TASK DETAILS:
In the entries that follow, how many lines contain the word "this"? Answer with the number only.

GIVEN DATA:
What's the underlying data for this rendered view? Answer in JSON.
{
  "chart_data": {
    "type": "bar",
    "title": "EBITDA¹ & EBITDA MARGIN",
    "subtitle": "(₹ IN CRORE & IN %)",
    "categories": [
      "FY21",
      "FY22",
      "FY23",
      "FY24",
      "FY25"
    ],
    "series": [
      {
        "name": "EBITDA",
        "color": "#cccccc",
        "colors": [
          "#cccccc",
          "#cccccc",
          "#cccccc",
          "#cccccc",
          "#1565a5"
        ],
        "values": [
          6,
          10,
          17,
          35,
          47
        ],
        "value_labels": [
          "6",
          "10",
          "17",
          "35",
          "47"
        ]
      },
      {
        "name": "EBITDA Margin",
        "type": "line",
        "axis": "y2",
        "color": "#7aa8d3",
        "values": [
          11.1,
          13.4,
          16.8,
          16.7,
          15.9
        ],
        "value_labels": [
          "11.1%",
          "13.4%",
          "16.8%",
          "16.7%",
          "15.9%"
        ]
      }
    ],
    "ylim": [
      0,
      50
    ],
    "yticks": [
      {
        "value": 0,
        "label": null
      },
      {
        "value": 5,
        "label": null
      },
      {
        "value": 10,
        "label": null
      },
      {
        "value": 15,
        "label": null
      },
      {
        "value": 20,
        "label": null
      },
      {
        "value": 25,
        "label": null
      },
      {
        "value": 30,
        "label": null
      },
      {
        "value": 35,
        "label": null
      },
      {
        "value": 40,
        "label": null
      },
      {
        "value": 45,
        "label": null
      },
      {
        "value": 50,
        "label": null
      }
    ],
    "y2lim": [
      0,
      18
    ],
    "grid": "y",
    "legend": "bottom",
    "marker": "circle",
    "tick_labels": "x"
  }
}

* * *

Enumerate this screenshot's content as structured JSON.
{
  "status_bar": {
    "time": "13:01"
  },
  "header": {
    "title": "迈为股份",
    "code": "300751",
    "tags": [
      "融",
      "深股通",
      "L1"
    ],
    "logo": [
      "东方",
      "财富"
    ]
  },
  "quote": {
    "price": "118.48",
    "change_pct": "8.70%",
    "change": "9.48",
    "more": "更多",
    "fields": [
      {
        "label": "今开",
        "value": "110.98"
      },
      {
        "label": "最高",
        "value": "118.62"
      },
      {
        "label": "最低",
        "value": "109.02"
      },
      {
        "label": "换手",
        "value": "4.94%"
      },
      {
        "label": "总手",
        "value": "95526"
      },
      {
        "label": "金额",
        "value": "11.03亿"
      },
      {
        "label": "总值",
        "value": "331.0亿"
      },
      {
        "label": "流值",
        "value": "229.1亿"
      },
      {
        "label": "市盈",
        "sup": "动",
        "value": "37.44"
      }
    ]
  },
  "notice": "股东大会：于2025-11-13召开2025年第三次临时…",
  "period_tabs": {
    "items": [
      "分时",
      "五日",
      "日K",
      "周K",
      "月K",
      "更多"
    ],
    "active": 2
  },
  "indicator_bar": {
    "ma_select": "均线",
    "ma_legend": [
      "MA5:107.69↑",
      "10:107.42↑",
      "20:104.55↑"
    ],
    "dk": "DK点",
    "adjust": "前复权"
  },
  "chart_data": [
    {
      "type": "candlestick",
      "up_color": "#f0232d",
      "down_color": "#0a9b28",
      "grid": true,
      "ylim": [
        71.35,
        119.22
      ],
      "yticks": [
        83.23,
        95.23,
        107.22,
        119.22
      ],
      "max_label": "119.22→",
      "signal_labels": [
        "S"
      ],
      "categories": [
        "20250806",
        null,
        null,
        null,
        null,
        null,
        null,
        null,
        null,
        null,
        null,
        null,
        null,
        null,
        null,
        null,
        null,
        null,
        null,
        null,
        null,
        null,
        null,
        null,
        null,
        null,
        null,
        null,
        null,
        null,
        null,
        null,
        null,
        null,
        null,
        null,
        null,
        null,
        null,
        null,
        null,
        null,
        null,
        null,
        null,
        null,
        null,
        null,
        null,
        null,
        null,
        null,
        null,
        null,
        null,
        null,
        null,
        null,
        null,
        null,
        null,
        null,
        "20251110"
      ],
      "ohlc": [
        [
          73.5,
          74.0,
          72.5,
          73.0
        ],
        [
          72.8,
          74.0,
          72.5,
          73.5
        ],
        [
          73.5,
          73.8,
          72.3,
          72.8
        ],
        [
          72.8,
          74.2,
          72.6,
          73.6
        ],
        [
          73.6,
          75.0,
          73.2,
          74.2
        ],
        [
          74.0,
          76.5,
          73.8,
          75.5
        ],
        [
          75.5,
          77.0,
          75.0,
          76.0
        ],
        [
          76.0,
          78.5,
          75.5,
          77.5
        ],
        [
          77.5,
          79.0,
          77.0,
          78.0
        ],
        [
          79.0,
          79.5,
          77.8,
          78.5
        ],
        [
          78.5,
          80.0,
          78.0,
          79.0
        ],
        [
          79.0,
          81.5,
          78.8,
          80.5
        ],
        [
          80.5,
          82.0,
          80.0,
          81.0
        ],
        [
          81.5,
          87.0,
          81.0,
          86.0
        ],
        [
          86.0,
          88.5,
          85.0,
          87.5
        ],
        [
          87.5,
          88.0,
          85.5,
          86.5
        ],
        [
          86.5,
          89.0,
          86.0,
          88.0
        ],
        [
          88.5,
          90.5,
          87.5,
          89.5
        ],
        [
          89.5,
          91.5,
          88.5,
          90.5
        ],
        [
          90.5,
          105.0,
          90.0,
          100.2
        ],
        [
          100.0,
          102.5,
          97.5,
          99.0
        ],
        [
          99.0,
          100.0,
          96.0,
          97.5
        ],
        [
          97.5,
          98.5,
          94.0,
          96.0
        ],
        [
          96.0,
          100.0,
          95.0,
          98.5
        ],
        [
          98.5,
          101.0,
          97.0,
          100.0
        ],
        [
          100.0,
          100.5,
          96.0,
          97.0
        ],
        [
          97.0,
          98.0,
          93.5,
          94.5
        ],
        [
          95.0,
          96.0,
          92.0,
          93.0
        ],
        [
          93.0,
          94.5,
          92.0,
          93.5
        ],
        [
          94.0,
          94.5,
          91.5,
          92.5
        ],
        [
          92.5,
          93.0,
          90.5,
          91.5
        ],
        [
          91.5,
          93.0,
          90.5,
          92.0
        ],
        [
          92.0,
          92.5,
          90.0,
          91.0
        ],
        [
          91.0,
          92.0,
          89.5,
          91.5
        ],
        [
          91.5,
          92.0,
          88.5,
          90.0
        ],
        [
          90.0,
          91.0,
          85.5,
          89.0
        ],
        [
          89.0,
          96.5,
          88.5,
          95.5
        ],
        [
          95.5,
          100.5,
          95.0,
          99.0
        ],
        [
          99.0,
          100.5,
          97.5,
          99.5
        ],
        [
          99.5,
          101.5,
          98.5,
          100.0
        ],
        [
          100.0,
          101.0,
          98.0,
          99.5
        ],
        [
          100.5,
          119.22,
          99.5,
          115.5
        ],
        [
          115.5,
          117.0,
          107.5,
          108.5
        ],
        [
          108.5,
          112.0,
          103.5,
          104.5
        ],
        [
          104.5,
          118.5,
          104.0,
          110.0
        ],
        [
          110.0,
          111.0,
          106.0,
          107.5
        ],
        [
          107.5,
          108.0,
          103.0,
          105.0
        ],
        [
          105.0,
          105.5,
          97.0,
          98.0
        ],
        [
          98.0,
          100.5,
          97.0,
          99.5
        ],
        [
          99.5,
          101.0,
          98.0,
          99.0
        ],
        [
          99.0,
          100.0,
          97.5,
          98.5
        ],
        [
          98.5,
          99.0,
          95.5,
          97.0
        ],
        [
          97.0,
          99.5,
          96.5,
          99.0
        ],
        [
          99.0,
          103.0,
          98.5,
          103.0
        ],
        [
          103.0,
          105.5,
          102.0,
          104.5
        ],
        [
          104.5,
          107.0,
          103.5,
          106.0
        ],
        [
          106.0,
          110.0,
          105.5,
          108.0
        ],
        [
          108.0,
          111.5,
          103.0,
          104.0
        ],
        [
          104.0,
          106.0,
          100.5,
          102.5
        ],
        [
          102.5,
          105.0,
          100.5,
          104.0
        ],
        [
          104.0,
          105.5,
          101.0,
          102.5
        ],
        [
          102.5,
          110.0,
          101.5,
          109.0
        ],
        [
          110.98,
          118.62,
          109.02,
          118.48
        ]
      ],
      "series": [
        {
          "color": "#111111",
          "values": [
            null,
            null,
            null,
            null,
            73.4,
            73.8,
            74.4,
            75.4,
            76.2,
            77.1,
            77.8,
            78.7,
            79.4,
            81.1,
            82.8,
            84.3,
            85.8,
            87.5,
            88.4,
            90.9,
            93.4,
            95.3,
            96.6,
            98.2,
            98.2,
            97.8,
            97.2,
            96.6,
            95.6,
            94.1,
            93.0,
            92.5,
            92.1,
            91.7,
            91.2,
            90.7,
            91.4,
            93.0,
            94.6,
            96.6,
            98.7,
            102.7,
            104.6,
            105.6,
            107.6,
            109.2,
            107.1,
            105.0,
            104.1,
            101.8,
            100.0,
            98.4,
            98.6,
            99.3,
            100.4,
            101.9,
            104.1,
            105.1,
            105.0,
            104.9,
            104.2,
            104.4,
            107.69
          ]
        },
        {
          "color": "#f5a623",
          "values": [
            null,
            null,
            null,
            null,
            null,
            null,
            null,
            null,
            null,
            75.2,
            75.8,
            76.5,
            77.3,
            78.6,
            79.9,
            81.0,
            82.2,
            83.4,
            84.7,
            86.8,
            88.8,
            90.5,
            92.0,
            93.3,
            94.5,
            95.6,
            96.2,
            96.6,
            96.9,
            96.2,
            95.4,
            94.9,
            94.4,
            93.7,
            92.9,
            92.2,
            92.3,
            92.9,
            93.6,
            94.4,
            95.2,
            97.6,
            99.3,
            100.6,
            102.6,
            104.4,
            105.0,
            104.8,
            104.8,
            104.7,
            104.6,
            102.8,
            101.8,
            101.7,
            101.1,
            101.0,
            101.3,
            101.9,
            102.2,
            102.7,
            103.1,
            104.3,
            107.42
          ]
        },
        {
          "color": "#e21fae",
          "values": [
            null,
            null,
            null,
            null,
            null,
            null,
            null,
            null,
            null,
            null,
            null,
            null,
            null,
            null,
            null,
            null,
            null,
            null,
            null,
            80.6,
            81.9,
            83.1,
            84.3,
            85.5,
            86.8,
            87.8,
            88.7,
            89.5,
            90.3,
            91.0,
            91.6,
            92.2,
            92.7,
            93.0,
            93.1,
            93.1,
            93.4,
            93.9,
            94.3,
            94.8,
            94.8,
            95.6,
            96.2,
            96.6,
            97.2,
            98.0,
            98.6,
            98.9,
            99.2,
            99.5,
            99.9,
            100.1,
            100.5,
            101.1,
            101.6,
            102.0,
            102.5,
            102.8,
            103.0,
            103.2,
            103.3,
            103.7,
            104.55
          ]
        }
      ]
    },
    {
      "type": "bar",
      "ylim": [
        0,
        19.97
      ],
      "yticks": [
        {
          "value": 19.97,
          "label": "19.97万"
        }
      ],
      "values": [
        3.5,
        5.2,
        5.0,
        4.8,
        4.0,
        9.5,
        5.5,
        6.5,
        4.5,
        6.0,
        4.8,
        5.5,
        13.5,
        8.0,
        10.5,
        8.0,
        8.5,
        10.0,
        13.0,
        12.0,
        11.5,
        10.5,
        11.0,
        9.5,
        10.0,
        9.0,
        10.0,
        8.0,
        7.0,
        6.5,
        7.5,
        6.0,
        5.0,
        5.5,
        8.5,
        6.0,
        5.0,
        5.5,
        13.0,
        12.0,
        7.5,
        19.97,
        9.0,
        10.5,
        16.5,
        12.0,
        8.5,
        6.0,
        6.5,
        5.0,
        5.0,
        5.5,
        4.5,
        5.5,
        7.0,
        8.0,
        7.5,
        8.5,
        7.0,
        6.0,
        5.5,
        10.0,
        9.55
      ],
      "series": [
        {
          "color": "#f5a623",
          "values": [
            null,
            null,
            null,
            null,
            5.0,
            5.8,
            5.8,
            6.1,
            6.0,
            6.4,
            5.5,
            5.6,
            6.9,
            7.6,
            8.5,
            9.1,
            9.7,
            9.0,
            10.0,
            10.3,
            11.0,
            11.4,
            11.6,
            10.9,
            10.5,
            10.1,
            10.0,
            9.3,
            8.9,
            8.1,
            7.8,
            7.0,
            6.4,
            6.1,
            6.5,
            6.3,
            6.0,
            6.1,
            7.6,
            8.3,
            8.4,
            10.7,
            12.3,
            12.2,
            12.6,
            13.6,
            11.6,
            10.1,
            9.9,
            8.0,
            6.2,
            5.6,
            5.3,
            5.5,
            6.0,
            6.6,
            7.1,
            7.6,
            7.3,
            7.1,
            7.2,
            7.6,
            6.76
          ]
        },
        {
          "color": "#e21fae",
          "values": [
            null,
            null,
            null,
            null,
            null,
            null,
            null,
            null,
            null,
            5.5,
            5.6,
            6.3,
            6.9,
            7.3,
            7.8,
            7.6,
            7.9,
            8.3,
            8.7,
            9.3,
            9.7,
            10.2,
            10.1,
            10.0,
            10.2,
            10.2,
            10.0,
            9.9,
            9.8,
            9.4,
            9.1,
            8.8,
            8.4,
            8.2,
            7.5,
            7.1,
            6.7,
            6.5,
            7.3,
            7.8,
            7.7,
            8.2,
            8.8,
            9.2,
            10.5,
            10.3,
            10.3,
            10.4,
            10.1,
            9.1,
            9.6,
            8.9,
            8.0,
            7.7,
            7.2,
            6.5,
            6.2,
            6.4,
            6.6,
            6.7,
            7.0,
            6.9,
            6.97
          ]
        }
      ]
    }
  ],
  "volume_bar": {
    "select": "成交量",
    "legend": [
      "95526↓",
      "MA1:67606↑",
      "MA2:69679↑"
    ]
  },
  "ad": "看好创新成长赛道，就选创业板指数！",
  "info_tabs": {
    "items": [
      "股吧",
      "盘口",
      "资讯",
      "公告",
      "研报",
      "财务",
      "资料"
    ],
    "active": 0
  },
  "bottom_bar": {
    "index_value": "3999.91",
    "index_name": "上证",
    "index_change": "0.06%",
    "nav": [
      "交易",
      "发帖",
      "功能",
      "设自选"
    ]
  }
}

SOLUTION:
2